_Objective:_ Work out the number of lines containing "Måned". Answer with nothing but that number.

_Task input:_

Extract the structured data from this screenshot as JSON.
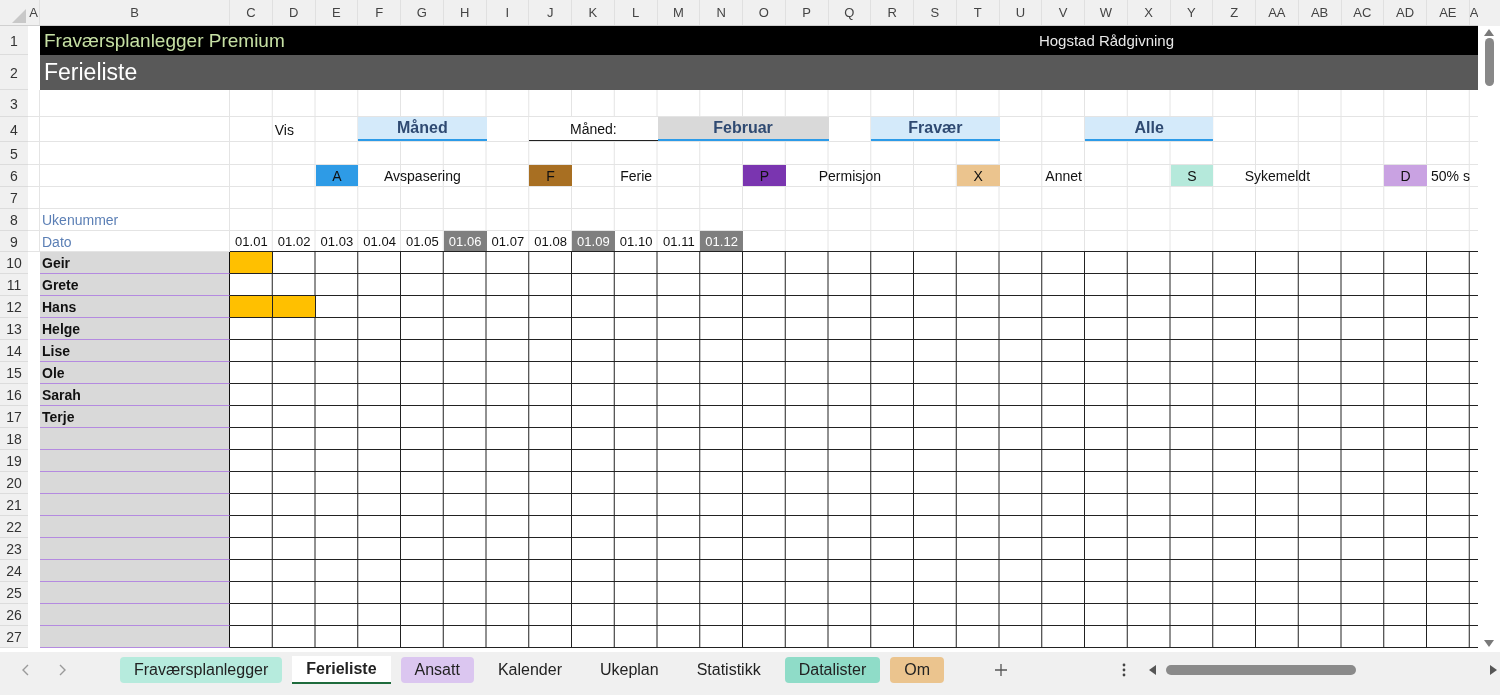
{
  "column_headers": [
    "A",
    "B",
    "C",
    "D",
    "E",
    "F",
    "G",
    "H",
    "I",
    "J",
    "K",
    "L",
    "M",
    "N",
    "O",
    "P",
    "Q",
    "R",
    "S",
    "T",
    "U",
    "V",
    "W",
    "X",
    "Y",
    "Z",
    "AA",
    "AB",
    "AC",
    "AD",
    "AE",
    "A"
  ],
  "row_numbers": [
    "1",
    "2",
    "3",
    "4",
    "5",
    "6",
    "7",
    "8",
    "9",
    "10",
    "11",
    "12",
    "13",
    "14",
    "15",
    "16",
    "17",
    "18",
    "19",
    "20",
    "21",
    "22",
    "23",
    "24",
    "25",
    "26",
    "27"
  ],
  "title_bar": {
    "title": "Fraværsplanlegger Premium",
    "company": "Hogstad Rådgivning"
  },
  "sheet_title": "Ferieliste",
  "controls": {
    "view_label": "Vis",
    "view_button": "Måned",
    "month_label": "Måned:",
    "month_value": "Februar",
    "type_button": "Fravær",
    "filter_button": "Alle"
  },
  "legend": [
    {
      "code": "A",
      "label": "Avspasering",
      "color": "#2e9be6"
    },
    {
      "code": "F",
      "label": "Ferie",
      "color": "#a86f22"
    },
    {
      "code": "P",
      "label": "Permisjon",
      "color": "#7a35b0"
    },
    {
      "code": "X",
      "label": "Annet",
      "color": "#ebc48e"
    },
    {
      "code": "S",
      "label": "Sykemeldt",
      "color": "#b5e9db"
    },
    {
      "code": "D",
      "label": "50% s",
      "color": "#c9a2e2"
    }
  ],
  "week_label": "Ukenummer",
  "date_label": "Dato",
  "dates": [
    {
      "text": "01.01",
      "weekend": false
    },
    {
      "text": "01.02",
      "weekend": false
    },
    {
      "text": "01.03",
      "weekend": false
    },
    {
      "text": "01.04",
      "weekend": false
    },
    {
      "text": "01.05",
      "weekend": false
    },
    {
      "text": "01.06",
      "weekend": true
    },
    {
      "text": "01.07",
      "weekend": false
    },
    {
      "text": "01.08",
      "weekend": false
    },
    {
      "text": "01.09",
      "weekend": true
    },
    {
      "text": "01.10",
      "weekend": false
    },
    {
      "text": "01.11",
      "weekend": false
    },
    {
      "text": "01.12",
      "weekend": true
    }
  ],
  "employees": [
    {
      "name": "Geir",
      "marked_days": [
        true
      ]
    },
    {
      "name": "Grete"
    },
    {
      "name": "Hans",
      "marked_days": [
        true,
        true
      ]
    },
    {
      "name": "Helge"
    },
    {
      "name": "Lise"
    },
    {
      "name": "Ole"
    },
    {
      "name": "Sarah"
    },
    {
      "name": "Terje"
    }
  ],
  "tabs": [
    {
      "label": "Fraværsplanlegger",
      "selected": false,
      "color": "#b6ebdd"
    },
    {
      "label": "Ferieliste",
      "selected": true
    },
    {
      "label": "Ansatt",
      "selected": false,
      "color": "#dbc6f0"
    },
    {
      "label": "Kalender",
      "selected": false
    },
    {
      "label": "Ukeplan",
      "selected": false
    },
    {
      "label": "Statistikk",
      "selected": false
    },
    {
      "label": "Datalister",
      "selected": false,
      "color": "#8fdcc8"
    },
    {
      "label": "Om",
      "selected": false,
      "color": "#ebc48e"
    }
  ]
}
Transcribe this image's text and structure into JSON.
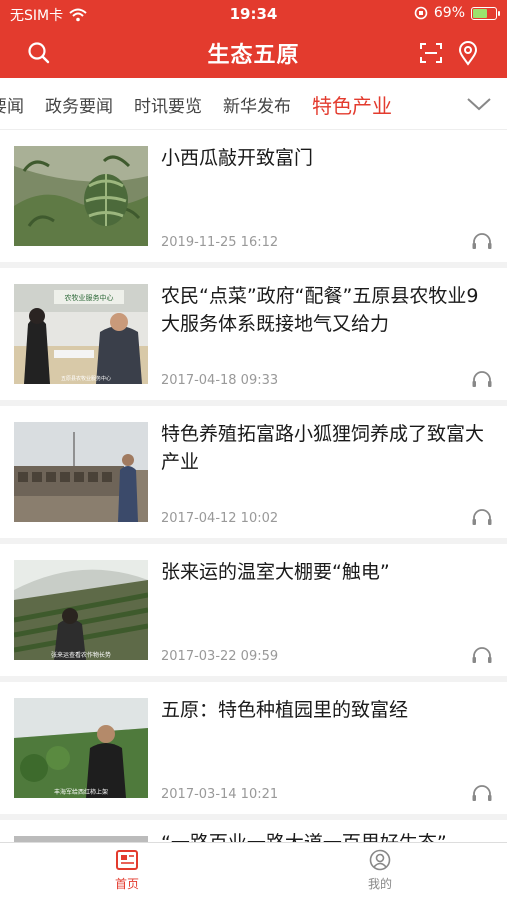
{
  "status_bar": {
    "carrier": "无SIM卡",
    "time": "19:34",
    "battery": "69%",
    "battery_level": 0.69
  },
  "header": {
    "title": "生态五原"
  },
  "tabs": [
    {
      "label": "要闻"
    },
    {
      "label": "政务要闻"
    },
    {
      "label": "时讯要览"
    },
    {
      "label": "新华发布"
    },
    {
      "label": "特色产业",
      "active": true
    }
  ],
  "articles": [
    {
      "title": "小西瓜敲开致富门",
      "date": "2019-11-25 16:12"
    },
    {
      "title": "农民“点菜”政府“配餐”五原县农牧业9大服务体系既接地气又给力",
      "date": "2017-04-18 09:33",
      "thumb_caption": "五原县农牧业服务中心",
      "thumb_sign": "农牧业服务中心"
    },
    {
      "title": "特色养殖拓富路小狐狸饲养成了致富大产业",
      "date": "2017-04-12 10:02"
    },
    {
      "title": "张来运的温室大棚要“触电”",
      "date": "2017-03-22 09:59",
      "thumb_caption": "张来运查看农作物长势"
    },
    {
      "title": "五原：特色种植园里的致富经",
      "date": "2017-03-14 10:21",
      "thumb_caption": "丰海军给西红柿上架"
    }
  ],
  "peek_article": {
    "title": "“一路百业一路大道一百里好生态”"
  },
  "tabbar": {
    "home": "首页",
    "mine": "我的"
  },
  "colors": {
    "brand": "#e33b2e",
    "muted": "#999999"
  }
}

_Task result:_ 2